Work required
Rewrite the records from the first line through the line containing "hero-caption: Animate any", inclusive, swapping "Try with a preview" for "Try a sample" and leaving everything else untouched.

** Begin Data rows **

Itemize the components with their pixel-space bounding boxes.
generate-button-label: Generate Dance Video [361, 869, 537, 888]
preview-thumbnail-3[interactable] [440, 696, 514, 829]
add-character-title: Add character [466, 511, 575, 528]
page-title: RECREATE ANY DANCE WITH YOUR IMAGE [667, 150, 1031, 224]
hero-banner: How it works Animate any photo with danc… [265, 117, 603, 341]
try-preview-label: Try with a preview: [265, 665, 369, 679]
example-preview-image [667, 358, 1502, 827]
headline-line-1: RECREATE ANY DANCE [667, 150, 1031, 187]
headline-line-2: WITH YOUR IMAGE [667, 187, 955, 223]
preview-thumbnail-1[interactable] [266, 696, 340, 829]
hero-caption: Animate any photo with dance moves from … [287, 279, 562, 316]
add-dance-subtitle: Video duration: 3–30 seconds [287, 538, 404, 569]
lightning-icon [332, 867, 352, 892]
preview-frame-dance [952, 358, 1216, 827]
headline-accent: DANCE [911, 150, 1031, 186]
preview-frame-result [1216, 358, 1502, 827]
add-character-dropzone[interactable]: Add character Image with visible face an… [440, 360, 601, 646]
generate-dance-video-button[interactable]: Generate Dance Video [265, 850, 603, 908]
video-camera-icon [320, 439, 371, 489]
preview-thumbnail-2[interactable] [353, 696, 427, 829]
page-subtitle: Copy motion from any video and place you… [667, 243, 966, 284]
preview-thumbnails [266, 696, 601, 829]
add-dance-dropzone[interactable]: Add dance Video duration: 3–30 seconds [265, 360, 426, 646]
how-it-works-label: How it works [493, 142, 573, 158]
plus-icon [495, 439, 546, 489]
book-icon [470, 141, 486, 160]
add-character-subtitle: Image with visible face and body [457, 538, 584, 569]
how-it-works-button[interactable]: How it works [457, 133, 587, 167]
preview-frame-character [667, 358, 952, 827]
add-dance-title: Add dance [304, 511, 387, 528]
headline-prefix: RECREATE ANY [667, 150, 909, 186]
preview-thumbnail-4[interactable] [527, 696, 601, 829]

** End Data rows **

Result
Itemize the components with their pixel-space bounding boxes.
generate-button-label: Generate Dance Video [361, 869, 537, 888]
preview-thumbnail-3[interactable] [440, 696, 514, 829]
add-character-title: Add character [466, 511, 575, 528]
page-title: RECREATE ANY DANCE WITH YOUR IMAGE [667, 150, 1031, 224]
hero-banner: How it works Animate any photo with danc… [265, 117, 603, 341]
try-preview-label: Try a sample: [265, 665, 369, 679]
example-preview-image [667, 358, 1502, 827]
headline-line-1: RECREATE ANY DANCE [667, 150, 1031, 187]
headline-line-2: WITH YOUR IMAGE [667, 187, 955, 223]
preview-thumbnail-1[interactable] [266, 696, 340, 829]
hero-caption: Animate any photo with dance moves from … [287, 279, 562, 316]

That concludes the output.